§ **YOUR TASK**:
Only a number is required: how many lines of the material contain the word "Ratio"?

§ **Entries taken from a collection**:
--- begin ---
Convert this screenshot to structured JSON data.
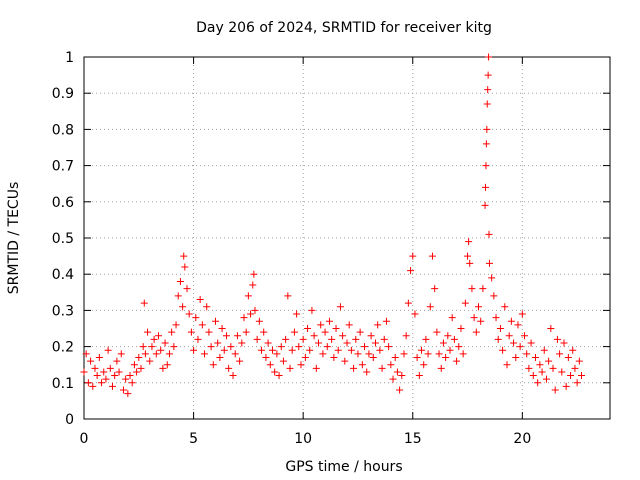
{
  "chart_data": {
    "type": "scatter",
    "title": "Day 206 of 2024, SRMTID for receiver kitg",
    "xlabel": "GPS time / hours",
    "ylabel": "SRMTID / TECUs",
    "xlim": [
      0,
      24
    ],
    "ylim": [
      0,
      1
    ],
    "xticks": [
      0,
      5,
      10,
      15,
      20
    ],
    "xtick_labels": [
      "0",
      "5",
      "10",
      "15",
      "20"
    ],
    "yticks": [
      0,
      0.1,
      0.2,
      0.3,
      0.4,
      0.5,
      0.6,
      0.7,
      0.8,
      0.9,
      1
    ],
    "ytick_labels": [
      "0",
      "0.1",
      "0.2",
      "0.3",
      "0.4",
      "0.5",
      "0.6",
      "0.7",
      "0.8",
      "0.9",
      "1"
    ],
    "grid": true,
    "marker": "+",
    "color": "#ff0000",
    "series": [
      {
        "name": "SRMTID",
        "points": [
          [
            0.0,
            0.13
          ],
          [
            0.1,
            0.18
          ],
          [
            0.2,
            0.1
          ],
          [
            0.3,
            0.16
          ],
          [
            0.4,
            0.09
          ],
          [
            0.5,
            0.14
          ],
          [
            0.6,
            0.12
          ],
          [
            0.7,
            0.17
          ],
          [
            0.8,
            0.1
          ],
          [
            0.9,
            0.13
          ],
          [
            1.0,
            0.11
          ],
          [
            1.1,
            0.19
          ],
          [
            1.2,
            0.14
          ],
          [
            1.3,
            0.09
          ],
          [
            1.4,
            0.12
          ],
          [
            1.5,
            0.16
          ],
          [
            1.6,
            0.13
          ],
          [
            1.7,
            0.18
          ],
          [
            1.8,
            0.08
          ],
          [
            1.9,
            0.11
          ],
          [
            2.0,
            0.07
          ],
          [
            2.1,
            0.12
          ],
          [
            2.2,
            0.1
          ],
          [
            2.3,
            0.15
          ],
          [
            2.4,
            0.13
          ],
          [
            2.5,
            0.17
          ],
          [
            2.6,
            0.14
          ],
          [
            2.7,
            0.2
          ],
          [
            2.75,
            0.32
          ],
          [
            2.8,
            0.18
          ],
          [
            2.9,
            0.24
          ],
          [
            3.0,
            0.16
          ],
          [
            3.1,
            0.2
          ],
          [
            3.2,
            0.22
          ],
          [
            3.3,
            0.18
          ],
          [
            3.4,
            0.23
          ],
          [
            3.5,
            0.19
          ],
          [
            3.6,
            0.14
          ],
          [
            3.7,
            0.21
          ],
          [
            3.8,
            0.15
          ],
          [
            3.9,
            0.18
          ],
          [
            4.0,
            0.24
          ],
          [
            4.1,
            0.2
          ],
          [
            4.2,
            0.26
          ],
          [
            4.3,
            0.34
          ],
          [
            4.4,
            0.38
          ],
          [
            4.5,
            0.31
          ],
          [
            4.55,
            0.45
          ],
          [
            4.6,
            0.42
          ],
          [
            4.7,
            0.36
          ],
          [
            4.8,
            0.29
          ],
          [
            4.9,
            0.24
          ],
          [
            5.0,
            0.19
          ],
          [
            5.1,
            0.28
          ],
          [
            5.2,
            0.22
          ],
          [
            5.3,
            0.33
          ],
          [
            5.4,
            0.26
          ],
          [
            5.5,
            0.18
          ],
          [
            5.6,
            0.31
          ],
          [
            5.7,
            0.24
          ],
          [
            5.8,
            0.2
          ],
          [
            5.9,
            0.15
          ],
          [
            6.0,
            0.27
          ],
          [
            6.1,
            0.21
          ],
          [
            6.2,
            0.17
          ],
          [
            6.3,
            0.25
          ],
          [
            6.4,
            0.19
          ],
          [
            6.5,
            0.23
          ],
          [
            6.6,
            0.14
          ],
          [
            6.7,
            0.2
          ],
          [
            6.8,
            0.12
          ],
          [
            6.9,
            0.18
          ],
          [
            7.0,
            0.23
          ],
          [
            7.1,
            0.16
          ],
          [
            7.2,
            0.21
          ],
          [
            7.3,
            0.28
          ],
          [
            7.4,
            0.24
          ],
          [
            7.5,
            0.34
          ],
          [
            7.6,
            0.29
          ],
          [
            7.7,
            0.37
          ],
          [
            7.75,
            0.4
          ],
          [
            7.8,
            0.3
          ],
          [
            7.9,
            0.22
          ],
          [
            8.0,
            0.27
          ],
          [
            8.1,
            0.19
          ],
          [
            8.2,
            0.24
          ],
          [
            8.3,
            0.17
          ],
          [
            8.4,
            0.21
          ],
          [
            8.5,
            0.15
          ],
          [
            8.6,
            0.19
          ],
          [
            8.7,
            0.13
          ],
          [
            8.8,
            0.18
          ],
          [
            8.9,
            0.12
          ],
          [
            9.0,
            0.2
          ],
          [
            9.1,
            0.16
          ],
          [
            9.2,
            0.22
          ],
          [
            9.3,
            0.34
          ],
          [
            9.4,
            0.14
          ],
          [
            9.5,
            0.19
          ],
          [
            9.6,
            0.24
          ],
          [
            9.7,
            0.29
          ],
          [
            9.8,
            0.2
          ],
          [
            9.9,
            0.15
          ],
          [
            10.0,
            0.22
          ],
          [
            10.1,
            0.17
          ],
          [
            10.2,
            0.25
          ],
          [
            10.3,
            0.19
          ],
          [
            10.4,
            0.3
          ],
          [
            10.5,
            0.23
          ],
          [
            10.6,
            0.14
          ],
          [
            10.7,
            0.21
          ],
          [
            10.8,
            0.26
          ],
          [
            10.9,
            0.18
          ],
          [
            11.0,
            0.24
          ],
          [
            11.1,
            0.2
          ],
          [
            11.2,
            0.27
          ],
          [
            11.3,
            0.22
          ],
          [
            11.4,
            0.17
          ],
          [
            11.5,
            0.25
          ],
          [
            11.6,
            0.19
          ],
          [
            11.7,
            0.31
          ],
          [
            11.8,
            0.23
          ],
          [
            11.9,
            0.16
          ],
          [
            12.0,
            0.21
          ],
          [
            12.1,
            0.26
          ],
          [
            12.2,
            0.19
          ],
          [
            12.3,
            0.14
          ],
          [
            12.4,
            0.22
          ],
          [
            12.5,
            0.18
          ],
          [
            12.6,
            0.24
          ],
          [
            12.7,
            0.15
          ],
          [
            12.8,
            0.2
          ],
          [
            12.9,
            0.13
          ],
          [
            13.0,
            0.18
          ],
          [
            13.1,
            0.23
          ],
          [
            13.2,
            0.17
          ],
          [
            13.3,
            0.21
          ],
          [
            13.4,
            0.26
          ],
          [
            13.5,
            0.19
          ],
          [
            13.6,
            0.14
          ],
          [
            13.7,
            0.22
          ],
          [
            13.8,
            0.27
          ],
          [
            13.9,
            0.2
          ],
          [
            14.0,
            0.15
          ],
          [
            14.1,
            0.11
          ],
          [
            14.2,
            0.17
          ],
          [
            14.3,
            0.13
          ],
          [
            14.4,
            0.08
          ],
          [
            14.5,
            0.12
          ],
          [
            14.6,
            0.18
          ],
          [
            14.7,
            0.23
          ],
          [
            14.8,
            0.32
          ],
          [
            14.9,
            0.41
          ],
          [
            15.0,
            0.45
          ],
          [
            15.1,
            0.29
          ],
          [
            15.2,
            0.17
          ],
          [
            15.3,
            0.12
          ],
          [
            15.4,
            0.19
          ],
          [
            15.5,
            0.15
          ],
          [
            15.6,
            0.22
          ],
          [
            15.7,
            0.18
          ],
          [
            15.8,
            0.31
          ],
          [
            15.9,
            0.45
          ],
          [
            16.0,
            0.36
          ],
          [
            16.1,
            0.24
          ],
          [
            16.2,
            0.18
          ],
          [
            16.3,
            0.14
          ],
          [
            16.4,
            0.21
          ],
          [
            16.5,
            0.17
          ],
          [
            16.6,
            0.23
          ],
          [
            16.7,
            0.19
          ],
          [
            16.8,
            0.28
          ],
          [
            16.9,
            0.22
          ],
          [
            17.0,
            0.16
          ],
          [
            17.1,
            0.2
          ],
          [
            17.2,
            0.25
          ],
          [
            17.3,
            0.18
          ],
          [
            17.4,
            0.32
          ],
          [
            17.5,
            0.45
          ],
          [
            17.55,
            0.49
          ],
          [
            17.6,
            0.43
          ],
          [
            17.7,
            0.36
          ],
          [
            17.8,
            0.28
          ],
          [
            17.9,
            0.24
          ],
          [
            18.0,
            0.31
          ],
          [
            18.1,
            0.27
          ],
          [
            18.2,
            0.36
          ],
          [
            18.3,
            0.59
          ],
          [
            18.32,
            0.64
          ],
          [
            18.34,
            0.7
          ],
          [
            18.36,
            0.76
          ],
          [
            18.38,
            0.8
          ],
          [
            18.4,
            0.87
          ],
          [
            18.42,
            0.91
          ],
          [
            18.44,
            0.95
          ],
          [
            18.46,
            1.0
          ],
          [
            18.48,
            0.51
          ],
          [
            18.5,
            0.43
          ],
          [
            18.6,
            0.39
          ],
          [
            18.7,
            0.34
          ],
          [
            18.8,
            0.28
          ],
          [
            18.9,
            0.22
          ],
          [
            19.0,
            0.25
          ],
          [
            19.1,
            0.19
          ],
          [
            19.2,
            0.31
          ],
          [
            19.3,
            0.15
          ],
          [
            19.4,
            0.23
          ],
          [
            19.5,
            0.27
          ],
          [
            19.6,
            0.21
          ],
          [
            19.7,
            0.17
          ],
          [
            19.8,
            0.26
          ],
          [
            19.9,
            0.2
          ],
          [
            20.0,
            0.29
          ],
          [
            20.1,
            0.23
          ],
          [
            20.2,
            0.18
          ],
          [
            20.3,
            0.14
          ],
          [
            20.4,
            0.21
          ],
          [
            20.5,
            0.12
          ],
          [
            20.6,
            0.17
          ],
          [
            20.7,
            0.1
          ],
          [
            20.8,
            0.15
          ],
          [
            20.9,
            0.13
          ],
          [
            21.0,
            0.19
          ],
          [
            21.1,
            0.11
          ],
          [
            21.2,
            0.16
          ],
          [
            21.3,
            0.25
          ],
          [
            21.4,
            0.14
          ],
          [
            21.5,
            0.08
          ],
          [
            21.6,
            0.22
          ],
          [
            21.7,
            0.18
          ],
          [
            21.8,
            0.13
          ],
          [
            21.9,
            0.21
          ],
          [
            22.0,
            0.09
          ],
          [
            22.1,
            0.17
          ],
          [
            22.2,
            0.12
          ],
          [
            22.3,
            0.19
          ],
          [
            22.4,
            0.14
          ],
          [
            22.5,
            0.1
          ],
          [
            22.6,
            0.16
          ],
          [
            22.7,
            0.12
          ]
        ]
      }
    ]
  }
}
--- end ---
--- begin ---
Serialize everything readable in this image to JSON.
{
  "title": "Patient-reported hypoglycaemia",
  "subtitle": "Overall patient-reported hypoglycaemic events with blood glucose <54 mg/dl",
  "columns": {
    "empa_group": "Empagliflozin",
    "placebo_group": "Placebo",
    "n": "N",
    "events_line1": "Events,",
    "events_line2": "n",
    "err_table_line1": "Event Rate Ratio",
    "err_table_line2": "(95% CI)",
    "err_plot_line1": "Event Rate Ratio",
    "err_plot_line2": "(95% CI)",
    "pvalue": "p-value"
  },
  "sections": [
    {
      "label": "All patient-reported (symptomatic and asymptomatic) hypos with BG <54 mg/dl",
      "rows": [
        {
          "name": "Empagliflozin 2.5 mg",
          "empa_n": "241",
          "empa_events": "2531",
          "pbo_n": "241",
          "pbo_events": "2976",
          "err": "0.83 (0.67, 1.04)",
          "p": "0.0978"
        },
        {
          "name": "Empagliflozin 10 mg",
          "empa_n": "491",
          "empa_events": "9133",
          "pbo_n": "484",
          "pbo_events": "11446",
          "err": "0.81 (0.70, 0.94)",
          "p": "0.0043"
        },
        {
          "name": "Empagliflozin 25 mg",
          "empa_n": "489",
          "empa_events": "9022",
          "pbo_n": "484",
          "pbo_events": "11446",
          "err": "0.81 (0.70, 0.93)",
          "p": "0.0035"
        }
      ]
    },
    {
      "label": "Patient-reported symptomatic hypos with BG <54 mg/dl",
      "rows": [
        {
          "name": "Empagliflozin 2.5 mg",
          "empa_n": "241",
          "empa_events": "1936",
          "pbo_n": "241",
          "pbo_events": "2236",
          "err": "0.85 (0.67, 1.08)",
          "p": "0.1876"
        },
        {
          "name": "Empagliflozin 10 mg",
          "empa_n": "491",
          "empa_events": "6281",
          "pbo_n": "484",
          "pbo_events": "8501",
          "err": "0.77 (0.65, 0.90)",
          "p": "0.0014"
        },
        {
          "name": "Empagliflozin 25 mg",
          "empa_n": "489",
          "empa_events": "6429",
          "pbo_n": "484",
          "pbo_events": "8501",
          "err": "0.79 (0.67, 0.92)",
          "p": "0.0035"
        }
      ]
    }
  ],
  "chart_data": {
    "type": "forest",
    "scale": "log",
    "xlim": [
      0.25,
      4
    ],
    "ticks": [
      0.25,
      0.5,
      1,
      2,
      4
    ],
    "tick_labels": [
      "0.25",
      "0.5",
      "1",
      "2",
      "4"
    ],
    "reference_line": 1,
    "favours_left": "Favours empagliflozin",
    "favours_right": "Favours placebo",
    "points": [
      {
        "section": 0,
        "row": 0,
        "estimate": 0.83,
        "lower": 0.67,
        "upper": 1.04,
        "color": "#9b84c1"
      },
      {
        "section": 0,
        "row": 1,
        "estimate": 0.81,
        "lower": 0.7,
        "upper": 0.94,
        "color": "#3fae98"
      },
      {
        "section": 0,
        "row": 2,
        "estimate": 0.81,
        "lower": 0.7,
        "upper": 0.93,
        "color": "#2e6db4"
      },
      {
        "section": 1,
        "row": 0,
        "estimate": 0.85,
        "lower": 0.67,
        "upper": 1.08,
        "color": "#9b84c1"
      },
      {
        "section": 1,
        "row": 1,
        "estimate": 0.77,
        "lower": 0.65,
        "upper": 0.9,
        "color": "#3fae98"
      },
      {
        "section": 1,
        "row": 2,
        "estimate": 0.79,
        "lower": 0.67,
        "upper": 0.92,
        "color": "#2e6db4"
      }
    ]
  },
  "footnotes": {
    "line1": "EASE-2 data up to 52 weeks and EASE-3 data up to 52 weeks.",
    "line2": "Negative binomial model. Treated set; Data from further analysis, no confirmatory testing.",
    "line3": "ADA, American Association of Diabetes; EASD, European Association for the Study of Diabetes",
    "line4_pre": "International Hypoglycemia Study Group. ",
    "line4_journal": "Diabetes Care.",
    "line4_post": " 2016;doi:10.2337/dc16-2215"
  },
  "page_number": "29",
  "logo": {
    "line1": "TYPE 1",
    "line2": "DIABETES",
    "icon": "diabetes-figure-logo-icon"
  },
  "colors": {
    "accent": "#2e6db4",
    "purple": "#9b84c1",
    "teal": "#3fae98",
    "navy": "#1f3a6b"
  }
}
--- end ---
§ **CORRECT RESULT**:
2